Tally the lines that hold the word "rejimida" and reply with that figure only.

━━━━━━━━━━━━━━━━━━━━

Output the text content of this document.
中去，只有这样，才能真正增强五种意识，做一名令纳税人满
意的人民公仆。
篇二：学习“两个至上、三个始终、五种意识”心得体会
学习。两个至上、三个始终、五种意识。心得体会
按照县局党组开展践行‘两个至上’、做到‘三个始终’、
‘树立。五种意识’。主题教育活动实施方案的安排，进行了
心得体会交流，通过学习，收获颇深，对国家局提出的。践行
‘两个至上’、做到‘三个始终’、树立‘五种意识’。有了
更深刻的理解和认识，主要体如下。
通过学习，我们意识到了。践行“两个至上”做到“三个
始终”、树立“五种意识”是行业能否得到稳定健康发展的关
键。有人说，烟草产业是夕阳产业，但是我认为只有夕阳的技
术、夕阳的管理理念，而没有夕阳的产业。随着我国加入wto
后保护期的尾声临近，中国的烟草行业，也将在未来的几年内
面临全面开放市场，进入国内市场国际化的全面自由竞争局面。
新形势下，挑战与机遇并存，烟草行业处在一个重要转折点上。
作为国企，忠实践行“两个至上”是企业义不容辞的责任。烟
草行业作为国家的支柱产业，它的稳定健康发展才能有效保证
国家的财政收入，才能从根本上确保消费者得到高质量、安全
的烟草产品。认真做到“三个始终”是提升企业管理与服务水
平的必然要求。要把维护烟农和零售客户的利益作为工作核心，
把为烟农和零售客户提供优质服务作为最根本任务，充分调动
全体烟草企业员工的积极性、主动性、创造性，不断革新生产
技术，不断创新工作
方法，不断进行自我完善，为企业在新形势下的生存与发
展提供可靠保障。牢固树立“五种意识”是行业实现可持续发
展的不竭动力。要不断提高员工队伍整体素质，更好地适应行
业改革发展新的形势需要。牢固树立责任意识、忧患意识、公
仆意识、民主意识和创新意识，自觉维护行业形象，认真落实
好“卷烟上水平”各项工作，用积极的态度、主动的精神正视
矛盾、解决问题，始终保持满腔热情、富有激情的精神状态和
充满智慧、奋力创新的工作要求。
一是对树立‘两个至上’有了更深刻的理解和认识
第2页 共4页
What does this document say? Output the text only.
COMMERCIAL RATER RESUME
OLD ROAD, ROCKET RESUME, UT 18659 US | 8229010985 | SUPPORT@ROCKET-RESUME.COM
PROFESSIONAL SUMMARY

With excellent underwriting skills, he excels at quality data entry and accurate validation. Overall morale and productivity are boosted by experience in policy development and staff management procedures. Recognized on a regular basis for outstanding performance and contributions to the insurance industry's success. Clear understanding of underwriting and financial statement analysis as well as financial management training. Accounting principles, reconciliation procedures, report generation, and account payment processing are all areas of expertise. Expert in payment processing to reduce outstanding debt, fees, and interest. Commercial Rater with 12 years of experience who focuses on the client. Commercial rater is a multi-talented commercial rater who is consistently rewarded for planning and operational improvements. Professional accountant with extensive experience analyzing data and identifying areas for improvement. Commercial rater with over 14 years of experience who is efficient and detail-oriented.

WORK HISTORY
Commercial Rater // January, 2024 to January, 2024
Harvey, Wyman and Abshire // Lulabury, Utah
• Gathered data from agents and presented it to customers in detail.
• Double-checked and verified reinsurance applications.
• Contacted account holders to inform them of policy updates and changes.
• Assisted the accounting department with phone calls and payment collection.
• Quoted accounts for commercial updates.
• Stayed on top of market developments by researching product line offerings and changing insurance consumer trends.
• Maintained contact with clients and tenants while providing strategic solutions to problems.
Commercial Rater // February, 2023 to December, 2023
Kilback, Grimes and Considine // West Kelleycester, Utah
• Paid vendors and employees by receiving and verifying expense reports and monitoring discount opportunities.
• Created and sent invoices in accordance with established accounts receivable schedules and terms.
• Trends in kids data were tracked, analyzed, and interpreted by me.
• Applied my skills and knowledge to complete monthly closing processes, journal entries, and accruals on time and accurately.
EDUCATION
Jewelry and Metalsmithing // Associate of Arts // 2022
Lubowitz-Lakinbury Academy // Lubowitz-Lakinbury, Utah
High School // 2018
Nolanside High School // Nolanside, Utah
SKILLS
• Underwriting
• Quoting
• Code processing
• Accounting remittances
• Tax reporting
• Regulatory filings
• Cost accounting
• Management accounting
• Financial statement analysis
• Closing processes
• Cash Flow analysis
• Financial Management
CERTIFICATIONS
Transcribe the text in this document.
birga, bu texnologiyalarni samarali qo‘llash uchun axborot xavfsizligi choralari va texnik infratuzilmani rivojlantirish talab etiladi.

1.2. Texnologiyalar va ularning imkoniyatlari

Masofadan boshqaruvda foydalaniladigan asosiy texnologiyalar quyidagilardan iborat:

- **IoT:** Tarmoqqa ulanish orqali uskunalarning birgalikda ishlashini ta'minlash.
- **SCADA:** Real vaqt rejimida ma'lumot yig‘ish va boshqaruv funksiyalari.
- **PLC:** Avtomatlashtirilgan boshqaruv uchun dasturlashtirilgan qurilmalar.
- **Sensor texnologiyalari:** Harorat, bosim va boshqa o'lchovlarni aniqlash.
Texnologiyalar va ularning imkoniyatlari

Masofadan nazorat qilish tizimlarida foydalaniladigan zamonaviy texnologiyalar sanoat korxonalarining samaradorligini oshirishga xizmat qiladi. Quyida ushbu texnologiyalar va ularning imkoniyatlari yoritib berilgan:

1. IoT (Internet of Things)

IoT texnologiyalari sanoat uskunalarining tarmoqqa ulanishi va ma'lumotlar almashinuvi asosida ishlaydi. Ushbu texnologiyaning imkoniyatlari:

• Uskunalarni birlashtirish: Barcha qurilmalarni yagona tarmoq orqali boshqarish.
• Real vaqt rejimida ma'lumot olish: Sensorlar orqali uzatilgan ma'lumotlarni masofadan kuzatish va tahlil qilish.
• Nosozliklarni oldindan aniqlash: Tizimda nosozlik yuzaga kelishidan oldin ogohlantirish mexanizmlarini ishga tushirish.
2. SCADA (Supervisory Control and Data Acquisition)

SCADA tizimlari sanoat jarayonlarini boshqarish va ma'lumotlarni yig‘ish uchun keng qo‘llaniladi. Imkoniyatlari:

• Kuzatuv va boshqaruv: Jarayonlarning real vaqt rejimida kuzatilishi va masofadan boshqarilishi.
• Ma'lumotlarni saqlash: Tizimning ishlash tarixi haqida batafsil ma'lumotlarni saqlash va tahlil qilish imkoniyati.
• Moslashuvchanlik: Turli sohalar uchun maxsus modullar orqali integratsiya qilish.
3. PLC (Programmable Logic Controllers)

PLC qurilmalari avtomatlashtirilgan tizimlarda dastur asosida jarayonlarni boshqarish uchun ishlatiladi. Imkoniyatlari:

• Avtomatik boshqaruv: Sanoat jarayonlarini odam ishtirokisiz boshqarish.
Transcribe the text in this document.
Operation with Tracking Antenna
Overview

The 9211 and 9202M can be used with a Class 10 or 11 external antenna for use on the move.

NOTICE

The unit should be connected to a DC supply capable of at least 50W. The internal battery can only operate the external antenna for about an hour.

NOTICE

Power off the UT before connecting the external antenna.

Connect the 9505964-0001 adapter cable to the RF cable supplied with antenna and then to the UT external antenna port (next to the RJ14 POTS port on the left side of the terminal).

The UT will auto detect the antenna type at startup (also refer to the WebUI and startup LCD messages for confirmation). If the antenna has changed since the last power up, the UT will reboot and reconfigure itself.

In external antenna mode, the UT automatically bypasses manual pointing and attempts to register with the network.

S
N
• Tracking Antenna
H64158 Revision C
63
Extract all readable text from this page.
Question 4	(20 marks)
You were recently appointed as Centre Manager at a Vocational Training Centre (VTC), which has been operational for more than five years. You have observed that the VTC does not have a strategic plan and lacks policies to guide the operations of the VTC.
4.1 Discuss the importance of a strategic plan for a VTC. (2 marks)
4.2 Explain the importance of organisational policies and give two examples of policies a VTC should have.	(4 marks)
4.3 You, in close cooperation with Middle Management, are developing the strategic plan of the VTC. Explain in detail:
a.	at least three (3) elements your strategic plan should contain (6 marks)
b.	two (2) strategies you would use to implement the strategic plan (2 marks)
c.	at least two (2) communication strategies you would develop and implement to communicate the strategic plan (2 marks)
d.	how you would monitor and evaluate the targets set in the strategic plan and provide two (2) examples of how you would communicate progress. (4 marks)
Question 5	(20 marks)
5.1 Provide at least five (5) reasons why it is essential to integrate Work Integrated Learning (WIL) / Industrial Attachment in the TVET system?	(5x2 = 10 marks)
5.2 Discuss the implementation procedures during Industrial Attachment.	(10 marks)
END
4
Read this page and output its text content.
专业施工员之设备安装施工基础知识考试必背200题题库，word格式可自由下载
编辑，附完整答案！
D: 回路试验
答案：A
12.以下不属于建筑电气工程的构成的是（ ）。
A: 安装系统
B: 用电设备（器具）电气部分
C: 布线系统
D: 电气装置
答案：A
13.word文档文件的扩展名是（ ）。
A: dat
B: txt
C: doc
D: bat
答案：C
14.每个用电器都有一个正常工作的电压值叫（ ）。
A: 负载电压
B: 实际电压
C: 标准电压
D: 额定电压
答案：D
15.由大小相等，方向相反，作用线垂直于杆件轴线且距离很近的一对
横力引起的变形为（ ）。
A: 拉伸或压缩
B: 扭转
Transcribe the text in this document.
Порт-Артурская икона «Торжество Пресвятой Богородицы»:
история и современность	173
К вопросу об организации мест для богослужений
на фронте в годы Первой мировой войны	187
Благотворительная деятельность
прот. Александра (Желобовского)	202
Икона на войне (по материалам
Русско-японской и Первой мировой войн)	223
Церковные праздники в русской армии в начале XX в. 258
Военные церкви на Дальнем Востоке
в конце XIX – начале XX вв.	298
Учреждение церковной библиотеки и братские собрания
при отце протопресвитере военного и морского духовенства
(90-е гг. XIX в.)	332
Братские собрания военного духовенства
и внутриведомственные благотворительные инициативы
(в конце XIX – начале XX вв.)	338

━━━━━━━━━━━━━━━━━━━━

**Answer to the task:** 3